----- INFORMATION GIVEN

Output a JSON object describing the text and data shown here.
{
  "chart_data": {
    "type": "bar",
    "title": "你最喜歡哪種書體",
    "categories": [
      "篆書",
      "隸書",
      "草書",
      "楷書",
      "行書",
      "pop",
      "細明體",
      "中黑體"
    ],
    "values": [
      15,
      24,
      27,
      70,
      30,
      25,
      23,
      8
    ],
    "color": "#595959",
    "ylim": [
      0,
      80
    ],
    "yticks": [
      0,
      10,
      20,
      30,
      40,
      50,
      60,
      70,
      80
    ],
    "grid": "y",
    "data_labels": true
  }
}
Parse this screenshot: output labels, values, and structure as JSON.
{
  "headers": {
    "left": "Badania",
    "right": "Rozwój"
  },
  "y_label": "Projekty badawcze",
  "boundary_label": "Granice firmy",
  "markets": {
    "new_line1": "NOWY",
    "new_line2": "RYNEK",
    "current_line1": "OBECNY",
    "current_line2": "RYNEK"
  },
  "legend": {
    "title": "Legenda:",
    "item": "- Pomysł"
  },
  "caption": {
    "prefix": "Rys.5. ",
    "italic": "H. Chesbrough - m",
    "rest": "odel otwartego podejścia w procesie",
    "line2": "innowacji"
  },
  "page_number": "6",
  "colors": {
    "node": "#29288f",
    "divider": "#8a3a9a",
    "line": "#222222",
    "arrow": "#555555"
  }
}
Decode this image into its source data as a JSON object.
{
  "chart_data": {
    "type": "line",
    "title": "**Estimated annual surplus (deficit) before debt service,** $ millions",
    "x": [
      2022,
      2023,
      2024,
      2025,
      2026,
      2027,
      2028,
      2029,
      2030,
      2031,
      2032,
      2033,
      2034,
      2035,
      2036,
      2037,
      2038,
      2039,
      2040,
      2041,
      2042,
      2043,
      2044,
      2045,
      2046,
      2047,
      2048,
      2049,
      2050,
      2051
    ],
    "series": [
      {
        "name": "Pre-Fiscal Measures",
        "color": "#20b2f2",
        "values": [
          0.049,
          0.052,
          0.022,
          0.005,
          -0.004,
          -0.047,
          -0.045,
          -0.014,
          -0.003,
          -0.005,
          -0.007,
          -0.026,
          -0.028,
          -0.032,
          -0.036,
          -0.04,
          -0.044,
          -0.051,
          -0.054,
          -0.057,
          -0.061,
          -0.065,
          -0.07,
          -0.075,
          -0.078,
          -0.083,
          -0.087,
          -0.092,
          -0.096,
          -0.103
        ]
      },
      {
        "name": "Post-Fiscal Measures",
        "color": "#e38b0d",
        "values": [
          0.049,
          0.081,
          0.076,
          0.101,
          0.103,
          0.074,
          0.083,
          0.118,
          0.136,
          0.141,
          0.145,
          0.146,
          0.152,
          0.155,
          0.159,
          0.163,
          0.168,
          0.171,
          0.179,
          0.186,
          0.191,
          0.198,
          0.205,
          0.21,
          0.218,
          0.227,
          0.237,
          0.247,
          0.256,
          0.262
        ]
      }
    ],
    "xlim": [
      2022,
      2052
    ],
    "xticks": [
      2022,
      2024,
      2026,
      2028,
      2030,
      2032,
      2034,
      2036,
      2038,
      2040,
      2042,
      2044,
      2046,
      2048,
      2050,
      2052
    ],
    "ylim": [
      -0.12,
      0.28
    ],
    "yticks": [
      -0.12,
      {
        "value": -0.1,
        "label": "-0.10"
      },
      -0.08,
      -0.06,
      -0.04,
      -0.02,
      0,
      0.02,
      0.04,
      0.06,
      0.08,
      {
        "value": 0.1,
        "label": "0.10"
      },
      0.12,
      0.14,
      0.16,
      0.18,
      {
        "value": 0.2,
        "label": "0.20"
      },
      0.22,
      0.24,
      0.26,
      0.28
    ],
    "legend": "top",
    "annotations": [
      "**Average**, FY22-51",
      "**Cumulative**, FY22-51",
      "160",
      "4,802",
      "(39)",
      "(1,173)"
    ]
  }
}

----------

WHAT IS EXPECTED: Every line that holds the word "values" counts once; state the total number of such lines and nothing else.

SOLUTION TO THIS TASK: 4